Find the word "Home" in the listing; pull out each line holding it.

— begin DATA —

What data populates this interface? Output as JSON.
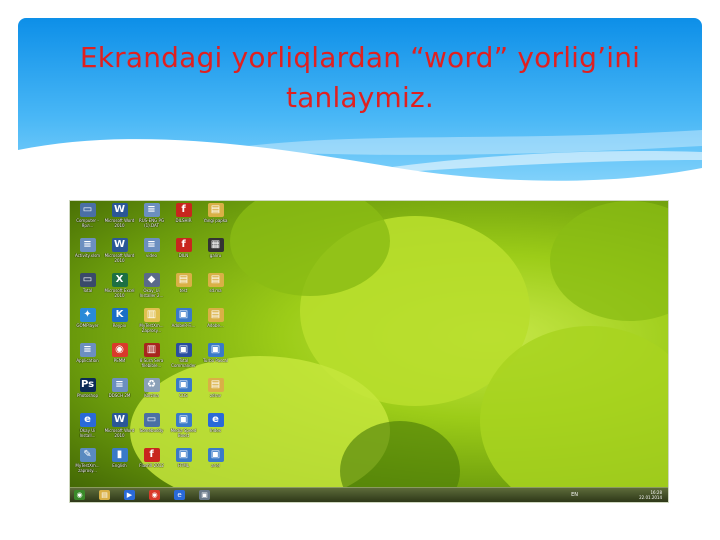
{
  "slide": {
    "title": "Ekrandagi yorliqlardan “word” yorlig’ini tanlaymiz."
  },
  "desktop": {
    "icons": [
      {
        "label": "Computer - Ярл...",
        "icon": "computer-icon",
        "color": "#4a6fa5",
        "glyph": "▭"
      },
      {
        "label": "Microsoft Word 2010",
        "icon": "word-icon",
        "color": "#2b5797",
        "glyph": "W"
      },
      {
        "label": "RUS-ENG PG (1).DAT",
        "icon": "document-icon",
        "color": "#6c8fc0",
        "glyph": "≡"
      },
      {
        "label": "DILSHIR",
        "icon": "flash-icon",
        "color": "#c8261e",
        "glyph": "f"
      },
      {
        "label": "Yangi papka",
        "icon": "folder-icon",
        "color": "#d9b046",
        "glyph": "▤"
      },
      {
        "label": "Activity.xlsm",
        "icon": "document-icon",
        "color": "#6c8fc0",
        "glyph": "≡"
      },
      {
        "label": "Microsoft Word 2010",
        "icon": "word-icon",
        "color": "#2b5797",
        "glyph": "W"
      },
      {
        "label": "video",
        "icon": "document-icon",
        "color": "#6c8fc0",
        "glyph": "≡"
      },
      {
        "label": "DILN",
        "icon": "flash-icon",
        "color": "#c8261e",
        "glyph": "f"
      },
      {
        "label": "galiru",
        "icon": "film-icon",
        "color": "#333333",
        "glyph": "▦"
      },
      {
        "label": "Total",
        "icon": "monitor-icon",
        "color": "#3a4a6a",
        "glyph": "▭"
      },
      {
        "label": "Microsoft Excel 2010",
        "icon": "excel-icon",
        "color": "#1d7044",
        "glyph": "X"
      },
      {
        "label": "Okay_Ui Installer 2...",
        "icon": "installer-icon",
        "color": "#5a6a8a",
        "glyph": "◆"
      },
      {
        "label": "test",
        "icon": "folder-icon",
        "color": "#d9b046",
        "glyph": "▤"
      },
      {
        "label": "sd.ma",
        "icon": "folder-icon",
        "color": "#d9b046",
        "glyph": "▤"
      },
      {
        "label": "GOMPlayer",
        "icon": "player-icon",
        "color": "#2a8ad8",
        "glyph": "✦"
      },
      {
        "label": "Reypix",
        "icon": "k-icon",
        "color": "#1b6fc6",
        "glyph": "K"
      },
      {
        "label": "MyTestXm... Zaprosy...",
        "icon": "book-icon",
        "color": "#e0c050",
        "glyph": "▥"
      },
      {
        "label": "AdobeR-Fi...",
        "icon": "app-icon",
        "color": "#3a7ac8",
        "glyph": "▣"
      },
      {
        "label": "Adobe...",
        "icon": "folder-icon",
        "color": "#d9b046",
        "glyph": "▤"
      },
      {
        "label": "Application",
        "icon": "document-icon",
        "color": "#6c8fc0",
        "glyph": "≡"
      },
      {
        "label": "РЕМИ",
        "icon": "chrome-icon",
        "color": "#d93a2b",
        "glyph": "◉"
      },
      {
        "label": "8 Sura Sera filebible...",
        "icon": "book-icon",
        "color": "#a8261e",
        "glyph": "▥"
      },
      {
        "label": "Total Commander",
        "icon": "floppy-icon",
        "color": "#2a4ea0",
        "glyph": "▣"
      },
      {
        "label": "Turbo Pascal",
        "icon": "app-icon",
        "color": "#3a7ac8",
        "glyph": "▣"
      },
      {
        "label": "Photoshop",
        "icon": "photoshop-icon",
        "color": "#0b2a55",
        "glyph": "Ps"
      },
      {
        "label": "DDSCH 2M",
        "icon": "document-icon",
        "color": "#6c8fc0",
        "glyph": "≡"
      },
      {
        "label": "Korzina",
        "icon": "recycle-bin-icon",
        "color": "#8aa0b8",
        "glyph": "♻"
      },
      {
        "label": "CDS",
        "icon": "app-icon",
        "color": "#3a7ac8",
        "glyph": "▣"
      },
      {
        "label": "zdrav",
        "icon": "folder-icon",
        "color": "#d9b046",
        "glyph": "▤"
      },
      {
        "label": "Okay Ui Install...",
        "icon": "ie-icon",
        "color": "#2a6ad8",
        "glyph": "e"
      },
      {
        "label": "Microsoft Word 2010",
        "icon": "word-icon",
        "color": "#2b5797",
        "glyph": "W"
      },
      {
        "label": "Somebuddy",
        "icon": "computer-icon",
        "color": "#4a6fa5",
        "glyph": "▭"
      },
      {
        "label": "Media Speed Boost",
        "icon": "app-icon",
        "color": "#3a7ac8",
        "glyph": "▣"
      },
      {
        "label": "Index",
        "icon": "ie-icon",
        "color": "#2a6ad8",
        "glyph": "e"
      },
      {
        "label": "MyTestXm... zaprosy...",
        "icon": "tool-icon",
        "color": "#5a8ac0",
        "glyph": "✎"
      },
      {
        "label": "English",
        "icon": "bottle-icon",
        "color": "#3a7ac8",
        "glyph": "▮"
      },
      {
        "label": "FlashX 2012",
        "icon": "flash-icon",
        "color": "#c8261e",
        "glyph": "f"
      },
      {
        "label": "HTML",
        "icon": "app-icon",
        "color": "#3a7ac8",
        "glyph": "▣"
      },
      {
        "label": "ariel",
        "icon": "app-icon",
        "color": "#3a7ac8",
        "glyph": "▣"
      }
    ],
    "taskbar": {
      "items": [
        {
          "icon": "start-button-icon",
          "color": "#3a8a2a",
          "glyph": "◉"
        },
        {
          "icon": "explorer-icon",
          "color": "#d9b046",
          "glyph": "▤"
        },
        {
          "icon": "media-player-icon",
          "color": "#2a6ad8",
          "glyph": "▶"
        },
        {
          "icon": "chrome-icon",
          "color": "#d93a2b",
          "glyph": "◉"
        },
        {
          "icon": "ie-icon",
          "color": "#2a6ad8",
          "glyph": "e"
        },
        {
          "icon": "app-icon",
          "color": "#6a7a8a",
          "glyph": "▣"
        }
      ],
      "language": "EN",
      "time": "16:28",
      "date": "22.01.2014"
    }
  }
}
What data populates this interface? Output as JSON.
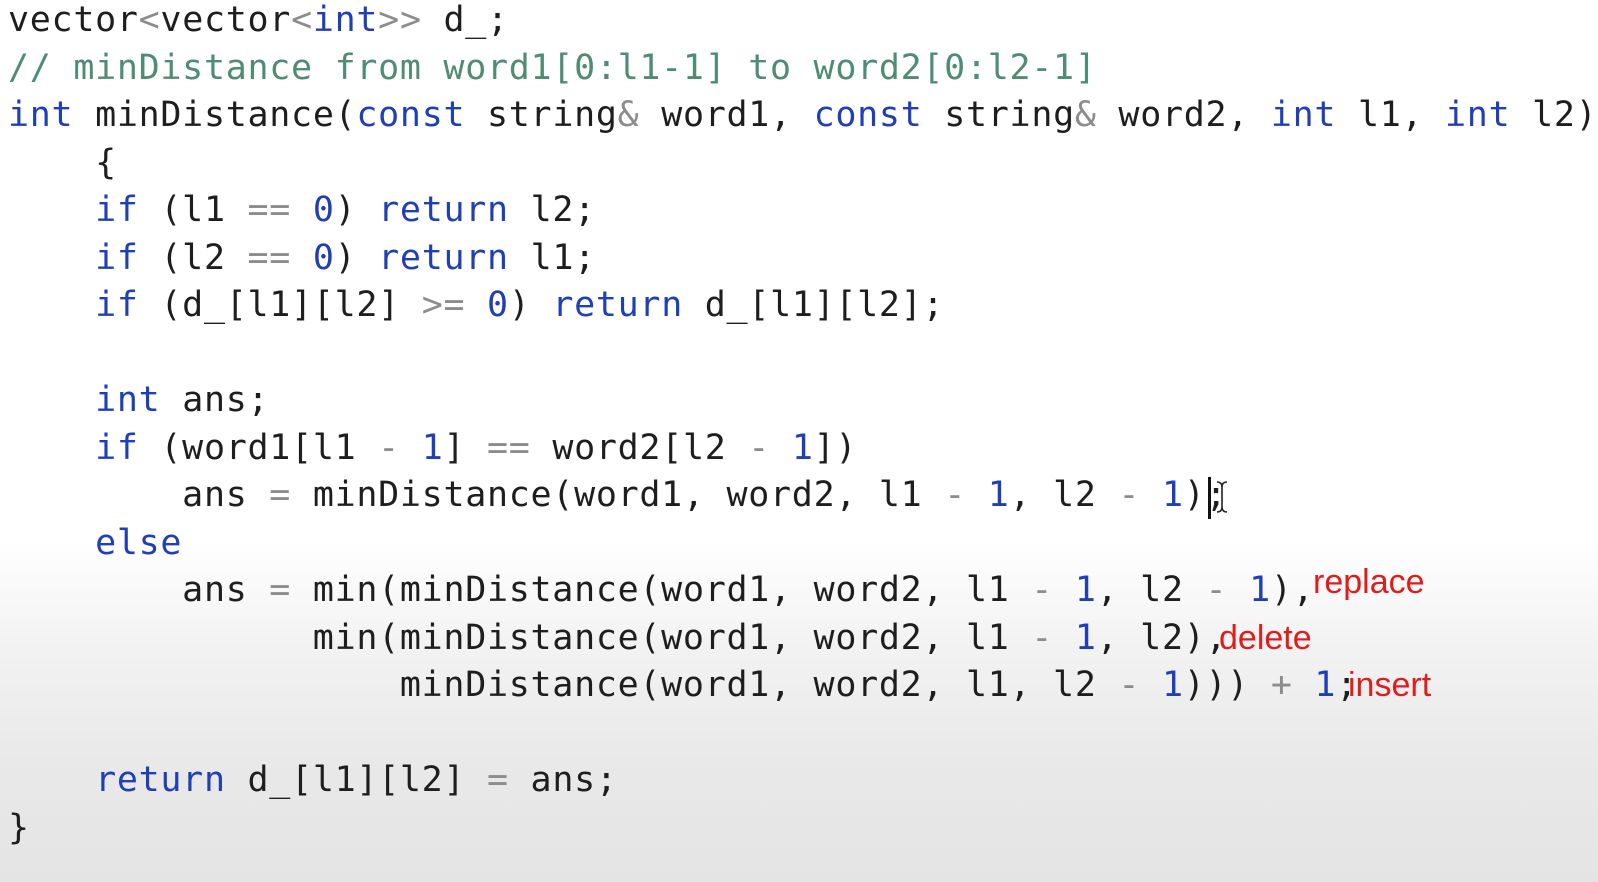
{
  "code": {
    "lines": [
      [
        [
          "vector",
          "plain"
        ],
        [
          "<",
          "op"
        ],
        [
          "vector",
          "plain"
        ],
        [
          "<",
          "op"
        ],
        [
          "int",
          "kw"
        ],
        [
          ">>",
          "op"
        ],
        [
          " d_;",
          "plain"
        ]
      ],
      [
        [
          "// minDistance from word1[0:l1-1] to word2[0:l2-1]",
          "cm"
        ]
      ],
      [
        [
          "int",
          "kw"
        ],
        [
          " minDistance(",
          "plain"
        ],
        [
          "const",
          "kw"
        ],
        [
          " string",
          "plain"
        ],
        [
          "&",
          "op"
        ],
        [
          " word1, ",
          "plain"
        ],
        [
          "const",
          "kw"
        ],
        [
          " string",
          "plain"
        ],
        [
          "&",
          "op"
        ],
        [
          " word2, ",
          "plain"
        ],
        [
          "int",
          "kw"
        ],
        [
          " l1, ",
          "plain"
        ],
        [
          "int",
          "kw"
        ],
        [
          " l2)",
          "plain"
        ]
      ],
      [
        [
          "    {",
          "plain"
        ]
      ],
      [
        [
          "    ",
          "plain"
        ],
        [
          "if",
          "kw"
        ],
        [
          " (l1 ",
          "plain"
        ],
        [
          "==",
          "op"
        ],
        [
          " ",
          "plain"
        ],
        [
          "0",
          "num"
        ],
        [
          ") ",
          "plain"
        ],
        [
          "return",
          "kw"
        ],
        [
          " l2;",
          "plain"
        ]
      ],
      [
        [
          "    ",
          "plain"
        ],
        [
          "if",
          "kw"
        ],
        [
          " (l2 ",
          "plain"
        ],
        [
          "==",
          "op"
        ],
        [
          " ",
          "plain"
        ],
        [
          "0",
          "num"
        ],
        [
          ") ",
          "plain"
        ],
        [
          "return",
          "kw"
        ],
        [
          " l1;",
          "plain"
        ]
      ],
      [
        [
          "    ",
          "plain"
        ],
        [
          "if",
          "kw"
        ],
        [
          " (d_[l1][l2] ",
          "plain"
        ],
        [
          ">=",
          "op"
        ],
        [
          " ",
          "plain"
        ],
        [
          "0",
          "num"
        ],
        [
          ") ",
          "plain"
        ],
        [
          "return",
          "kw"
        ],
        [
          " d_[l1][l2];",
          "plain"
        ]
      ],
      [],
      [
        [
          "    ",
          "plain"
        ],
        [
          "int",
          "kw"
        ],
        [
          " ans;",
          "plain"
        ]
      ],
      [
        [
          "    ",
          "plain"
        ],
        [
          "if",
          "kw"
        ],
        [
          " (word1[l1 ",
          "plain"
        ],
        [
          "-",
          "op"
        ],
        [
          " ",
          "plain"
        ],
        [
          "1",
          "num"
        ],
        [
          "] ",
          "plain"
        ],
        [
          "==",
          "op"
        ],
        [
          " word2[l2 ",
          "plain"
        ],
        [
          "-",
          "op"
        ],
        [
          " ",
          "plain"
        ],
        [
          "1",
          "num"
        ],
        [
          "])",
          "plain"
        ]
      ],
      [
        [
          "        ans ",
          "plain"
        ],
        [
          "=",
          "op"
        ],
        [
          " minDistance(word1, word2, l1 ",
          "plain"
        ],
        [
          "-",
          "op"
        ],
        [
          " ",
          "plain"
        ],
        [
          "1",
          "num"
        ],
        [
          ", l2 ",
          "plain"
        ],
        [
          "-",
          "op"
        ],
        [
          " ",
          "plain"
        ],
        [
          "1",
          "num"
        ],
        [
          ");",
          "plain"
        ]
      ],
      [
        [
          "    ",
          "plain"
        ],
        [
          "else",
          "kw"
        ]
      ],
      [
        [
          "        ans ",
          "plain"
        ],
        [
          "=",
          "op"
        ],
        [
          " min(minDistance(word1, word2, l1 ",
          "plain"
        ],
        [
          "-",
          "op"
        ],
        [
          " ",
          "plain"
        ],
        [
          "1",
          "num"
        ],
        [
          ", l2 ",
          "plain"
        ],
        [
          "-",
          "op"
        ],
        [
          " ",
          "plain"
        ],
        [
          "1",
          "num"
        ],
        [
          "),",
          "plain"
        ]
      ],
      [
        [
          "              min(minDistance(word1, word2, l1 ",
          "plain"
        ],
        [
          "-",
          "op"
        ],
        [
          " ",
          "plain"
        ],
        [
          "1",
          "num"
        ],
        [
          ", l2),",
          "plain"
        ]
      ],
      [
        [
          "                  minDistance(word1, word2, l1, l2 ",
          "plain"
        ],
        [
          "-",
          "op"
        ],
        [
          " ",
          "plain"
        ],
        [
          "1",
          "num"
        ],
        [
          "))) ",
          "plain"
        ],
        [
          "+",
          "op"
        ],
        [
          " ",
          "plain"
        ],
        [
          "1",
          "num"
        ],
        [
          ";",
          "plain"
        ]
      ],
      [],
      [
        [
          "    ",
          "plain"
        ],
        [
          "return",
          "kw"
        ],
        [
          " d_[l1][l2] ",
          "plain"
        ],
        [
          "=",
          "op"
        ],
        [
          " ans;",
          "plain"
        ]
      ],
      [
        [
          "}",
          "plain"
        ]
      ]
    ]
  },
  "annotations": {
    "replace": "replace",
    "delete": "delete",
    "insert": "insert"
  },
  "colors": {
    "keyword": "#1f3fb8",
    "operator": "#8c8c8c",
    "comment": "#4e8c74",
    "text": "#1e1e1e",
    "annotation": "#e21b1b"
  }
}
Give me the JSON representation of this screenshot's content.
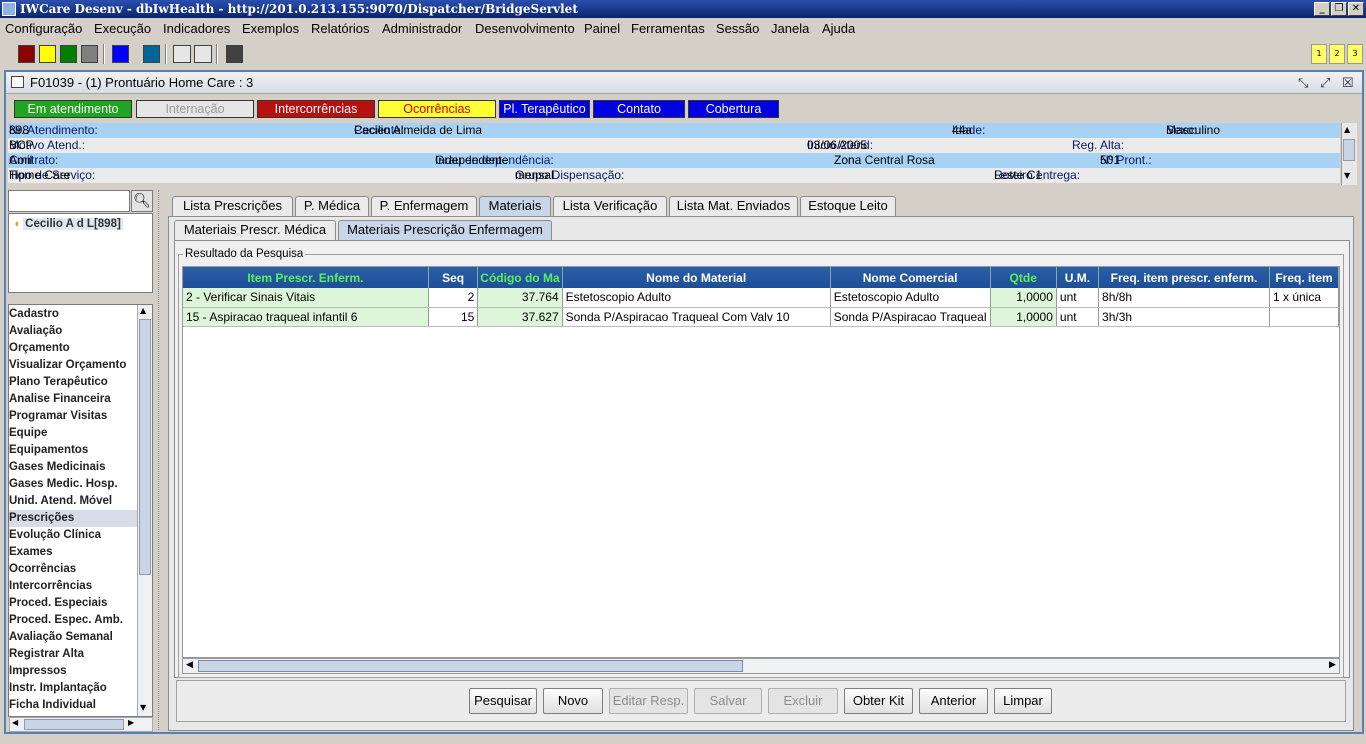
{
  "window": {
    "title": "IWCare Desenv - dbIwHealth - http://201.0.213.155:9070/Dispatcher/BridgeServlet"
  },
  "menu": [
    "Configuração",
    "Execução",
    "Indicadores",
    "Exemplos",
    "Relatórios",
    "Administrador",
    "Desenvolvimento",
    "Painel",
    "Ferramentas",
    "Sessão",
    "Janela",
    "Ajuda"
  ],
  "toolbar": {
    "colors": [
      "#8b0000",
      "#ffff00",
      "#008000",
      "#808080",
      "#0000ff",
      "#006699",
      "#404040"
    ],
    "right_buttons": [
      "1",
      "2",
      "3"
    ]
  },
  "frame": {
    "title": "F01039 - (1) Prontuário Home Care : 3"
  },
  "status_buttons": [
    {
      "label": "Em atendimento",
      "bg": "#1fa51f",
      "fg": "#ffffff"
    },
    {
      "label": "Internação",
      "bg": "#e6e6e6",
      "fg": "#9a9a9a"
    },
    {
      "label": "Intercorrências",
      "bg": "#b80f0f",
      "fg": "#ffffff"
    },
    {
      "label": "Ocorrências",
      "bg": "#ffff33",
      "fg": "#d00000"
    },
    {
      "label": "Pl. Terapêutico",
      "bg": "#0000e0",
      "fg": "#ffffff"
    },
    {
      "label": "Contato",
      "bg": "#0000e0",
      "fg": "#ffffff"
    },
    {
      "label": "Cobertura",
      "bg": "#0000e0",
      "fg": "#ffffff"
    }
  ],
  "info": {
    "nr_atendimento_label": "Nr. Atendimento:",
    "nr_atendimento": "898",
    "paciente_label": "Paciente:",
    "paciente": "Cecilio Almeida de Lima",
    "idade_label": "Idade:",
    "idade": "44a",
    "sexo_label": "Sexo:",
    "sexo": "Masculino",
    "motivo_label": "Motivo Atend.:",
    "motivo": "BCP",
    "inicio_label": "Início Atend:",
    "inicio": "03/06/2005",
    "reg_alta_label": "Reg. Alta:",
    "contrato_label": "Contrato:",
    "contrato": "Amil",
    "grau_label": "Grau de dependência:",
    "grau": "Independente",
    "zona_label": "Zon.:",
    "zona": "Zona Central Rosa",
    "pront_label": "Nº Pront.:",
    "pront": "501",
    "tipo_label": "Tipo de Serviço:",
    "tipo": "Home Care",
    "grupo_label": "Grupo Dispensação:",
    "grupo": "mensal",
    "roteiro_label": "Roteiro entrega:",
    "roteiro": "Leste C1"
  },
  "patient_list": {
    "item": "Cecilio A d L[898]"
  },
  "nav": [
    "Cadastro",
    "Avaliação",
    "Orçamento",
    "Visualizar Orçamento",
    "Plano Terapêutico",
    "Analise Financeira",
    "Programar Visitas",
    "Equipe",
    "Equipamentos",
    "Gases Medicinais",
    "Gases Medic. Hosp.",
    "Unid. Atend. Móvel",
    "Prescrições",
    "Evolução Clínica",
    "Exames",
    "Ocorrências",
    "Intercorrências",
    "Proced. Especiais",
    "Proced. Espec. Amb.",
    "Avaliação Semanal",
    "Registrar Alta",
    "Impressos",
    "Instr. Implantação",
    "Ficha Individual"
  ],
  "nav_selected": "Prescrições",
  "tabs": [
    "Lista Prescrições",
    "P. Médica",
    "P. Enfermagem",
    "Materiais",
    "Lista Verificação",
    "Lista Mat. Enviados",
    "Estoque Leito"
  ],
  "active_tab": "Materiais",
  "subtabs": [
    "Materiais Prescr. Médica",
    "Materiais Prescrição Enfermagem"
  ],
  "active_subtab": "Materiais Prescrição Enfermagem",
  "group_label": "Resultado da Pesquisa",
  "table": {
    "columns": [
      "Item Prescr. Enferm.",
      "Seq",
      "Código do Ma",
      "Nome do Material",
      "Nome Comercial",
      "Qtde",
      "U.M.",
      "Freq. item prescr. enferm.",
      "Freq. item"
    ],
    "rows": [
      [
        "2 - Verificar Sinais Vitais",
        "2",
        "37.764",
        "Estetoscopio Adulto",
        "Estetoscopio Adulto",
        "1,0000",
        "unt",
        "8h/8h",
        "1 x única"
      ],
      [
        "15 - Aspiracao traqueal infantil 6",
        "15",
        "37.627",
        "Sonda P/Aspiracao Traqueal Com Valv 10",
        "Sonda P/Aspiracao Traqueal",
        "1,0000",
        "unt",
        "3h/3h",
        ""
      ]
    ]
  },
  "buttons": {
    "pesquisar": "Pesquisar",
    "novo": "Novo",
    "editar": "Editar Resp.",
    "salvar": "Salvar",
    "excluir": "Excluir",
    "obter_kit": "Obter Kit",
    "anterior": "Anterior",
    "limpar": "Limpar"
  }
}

— end DATA —

§ FULL RESPONSE
    "title": "F01039 - (1) Prontuário Home Care : 3"
    "tipo": "Home Care",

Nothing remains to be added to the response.